• SHORT EXERCISE
Reproduce each line bearing the word "steamed".

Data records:

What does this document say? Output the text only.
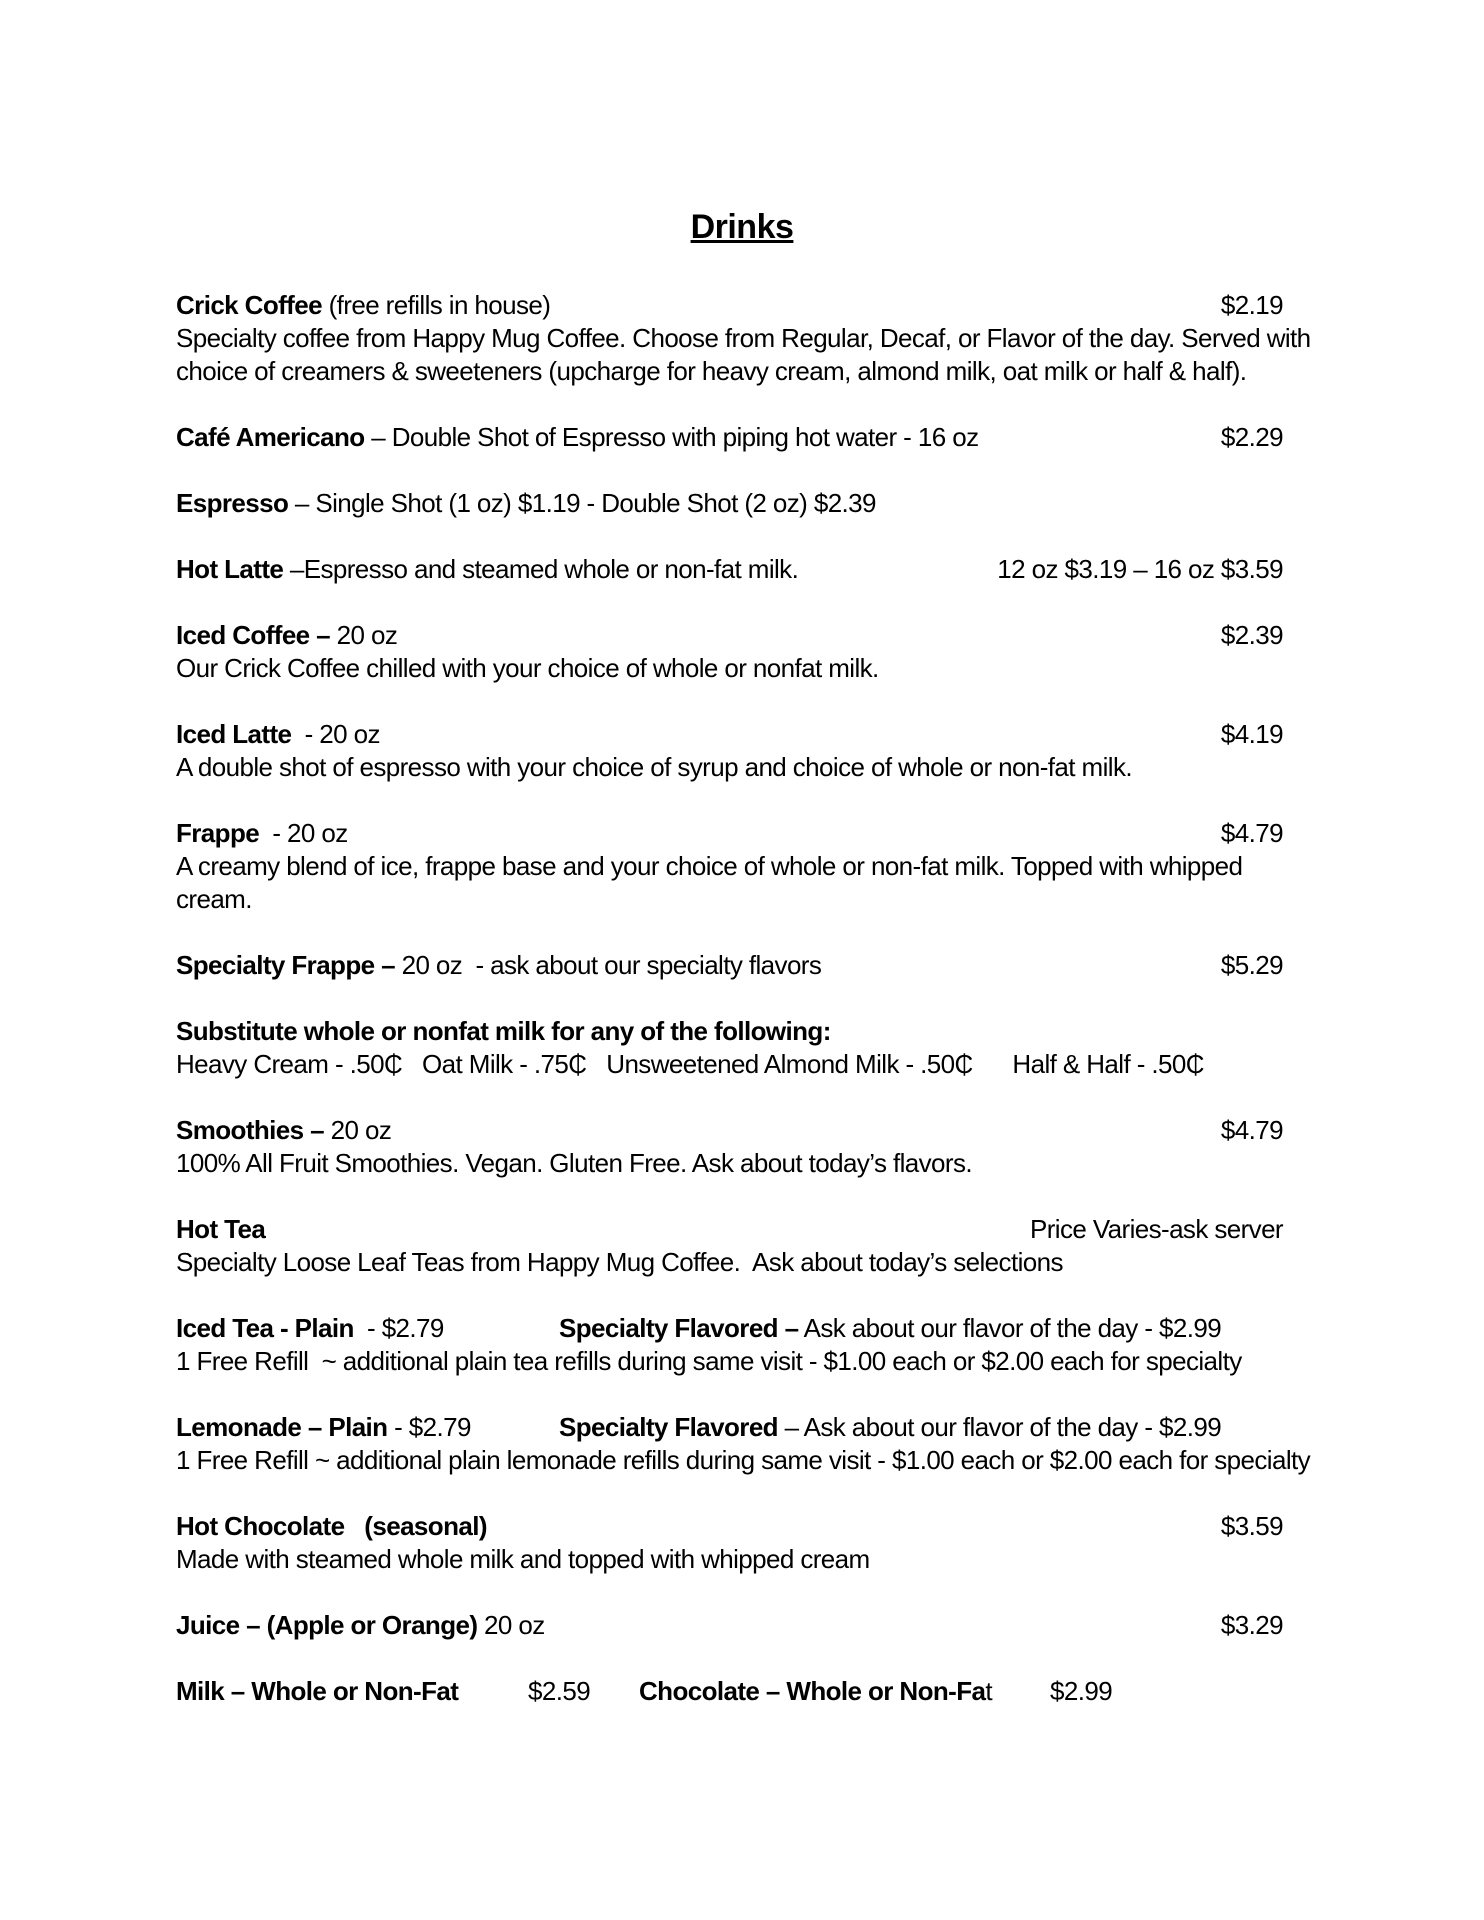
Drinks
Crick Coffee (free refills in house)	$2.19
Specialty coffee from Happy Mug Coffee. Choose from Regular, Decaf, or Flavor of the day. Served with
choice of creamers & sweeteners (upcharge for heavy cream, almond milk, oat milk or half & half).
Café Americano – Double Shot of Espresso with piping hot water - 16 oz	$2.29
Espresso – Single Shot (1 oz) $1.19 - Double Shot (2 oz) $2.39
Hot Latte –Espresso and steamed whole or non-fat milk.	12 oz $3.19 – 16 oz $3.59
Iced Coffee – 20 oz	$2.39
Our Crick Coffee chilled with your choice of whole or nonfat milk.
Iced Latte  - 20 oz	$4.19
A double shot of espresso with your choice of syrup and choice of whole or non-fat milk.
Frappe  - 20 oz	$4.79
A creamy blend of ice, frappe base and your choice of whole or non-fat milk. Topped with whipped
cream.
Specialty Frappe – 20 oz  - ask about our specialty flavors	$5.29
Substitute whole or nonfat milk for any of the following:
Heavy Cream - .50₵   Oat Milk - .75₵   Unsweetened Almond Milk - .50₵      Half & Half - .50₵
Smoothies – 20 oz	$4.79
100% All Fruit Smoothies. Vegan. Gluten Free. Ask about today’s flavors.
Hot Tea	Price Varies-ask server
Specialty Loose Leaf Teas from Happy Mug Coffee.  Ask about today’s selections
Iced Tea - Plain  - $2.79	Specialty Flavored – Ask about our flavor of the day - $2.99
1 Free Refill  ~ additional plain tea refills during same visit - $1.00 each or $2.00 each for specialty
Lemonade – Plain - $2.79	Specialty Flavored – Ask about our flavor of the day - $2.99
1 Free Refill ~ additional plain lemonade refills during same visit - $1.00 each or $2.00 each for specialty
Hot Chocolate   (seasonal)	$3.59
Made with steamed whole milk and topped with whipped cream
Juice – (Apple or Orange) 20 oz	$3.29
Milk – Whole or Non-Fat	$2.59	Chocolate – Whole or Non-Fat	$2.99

* * *

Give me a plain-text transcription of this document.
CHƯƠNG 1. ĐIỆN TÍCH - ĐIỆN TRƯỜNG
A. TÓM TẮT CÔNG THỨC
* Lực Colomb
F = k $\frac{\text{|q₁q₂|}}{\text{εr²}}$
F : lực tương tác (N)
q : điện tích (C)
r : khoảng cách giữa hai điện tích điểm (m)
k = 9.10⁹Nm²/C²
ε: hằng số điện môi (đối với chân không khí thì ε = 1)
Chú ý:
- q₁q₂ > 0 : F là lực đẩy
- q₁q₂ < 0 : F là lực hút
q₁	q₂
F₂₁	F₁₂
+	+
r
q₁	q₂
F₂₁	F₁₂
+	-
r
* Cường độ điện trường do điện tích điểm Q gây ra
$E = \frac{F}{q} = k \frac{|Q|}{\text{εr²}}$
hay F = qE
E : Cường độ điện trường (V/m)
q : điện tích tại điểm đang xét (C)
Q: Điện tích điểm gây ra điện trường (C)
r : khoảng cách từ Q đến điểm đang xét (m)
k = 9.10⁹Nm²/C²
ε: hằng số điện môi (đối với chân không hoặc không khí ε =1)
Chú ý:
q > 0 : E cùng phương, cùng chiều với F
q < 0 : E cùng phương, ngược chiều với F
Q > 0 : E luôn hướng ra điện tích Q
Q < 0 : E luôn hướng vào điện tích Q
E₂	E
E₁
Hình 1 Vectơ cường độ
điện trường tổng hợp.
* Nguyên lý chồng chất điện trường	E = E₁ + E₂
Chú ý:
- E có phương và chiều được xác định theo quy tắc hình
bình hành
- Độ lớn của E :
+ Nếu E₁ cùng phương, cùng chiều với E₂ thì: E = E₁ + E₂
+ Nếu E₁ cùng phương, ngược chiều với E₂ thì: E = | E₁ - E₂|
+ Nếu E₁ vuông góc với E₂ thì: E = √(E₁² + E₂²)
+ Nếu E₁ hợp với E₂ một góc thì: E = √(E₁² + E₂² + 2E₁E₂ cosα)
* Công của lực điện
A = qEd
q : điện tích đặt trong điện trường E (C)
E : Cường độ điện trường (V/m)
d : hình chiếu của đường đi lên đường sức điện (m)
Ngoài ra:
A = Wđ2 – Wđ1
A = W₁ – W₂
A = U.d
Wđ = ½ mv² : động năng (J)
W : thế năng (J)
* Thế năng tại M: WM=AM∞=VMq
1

• TASK RESULT
Hot Latte –Espresso and steamed whole or non-fat milk.	12 oz $3.19 – 16 oz $3.59
Made with steamed whole milk and topped with whipped cream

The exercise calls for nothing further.